**ENTRIES PROVIDED:**
——
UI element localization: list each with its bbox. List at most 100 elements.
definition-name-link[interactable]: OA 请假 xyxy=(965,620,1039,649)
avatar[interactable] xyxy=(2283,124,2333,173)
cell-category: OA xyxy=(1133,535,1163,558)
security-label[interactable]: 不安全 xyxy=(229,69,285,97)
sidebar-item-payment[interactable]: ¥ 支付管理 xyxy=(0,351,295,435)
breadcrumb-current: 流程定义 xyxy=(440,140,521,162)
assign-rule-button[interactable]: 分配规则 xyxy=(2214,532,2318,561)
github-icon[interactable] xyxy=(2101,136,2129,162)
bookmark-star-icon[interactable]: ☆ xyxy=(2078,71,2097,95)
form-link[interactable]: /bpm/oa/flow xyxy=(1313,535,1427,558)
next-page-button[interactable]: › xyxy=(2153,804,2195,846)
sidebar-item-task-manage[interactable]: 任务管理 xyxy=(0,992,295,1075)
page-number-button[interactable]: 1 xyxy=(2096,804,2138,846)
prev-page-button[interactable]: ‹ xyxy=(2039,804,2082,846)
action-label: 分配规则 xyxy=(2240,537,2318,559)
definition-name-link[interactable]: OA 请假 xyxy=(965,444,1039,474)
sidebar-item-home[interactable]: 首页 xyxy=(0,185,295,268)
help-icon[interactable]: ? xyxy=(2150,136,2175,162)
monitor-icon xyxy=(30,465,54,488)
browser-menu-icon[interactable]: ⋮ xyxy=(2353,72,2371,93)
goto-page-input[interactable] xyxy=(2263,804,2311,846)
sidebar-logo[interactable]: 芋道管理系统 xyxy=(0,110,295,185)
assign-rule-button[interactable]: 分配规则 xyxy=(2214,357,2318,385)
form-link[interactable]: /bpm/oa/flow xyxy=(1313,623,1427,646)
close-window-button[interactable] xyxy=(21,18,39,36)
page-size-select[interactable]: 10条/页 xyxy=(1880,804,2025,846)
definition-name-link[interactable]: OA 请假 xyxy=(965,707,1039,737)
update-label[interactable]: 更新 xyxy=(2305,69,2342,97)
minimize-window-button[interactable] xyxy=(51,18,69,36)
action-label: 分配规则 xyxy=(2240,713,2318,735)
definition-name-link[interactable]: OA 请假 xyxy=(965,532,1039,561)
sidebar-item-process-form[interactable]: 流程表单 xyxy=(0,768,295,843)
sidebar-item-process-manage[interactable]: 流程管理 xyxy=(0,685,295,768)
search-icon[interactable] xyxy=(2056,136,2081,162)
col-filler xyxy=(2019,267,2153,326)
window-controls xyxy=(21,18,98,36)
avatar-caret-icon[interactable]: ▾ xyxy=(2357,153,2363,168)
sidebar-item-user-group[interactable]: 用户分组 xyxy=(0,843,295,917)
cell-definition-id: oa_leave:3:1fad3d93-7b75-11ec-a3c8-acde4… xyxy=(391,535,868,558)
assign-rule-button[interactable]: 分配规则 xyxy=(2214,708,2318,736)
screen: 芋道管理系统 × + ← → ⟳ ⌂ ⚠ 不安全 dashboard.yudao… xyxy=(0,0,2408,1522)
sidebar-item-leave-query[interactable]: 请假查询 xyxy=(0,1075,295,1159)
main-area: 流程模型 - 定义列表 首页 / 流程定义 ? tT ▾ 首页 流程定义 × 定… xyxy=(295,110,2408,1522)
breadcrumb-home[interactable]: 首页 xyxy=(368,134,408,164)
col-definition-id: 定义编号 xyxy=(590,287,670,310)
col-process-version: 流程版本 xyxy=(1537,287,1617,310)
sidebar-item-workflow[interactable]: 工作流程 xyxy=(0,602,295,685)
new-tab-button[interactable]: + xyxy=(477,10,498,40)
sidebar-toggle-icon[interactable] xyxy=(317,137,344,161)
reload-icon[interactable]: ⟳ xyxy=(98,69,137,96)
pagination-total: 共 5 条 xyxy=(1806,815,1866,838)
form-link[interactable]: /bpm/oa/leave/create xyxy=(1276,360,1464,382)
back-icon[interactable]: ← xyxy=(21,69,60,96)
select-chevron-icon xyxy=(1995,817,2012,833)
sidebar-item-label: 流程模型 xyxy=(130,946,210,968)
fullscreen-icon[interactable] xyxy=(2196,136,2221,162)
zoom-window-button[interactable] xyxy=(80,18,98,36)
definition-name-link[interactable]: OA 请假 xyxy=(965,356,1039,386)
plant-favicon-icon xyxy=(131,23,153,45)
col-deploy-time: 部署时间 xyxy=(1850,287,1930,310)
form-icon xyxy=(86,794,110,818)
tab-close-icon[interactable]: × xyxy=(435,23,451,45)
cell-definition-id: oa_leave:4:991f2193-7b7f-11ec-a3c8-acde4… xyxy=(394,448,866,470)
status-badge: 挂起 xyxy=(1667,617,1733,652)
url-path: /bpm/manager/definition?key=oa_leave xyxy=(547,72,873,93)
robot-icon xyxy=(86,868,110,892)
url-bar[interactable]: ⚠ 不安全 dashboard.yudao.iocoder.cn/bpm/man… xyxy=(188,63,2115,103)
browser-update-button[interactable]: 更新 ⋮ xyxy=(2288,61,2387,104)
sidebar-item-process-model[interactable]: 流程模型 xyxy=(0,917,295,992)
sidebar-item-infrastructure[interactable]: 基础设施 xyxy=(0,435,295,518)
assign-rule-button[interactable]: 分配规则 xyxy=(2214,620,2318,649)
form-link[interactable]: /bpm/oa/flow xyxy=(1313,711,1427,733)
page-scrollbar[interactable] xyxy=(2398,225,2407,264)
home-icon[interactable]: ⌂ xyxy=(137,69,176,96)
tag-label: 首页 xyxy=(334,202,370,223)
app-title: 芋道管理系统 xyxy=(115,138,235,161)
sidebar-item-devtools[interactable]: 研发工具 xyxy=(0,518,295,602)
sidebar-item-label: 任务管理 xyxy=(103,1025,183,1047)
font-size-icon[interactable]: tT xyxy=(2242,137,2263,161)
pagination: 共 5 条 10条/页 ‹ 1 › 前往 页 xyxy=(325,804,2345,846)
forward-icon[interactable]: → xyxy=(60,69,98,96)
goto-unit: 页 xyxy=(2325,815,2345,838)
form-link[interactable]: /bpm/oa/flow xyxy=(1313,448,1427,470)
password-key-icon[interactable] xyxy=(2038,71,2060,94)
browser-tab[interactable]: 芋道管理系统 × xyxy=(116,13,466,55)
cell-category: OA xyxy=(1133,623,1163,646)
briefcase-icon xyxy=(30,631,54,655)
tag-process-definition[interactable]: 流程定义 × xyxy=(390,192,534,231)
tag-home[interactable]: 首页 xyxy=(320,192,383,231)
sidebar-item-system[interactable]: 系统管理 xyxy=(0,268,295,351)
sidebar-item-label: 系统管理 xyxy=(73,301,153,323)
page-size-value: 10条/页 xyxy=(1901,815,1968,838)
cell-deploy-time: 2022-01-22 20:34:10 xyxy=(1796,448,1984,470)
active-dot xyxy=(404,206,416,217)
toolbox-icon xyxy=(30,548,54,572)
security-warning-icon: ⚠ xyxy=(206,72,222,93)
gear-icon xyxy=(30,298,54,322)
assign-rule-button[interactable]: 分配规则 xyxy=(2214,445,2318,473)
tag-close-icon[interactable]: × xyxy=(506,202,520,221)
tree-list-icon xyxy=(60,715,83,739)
——
**SET TASK:** Output the records, from their start up to and including the line containing "action-label: 分配规则 xyxy=(2240,713,2318,735)", as a Markdown table with a Row column numbering each line and a Line column holding it. Leave out blank lines.

**TASK RESULT:**
| Row | Line |
|---|---|
| 1 | UI element localization: list each with its bbox. List at most 100 elements. |
| 2 | definition-name-link[interactable]: OA 请假 xyxy=(965,620,1039,649) |
| 3 | avatar[interactable] xyxy=(2283,124,2333,173) |
| 4 | cell-category: OA xyxy=(1133,535,1163,558) |
| 5 | security-label[interactable]: 不安全 xyxy=(229,69,285,97) |
| 6 | sidebar-item-payment[interactable]: ¥ 支付管理 xyxy=(0,351,295,435) |
| 7 | breadcrumb-current: 流程定义 xyxy=(440,140,521,162) |
| 8 | assign-rule-button[interactable]: 分配规则 xyxy=(2214,532,2318,561) |
| 9 | github-icon[interactable] xyxy=(2101,136,2129,162) |
| 10 | bookmark-star-icon[interactable]: ☆ xyxy=(2078,71,2097,95) |
| 11 | form-link[interactable]: /bpm/oa/flow xyxy=(1313,535,1427,558) |
| 12 | next-page-button[interactable]: › xyxy=(2153,804,2195,846) |
| 13 | sidebar-item-task-manage[interactable]: 任务管理 xyxy=(0,992,295,1075) |
| 14 | page-number-button[interactable]: 1 xyxy=(2096,804,2138,846) |
| 15 | prev-page-button[interactable]: ‹ xyxy=(2039,804,2082,846) |
| 16 | action-label: 分配规则 xyxy=(2240,537,2318,559) |
| 17 | definition-name-link[interactable]: OA 请假 xyxy=(965,444,1039,474) |
| 18 | sidebar-item-home[interactable]: 首页 xyxy=(0,185,295,268) |
| 19 | help-icon[interactable]: ? xyxy=(2150,136,2175,162) |
| 20 | monitor-icon xyxy=(30,465,54,488) |
| 21 | browser-menu-icon[interactable]: ⋮ xyxy=(2353,72,2371,93) |
| 22 | goto-page-input[interactable] xyxy=(2263,804,2311,846) |
| 23 | sidebar-logo[interactable]: 芋道管理系统 xyxy=(0,110,295,185) |
| 24 | assign-rule-button[interactable]: 分配规则 xyxy=(2214,357,2318,385) |
| 25 | form-link[interactable]: /bpm/oa/flow xyxy=(1313,623,1427,646) |
| 26 | close-window-button[interactable] xyxy=(21,18,39,36) |
| 27 | page-size-select[interactable]: 10条/页 xyxy=(1880,804,2025,846) |
| 28 | definition-name-link[interactable]: OA 请假 xyxy=(965,707,1039,737) |
| 29 | update-label[interactable]: 更新 xyxy=(2305,69,2342,97) |
| 30 | minimize-window-button[interactable] xyxy=(51,18,69,36) |
| 31 | action-label: 分配规则 xyxy=(2240,713,2318,735) |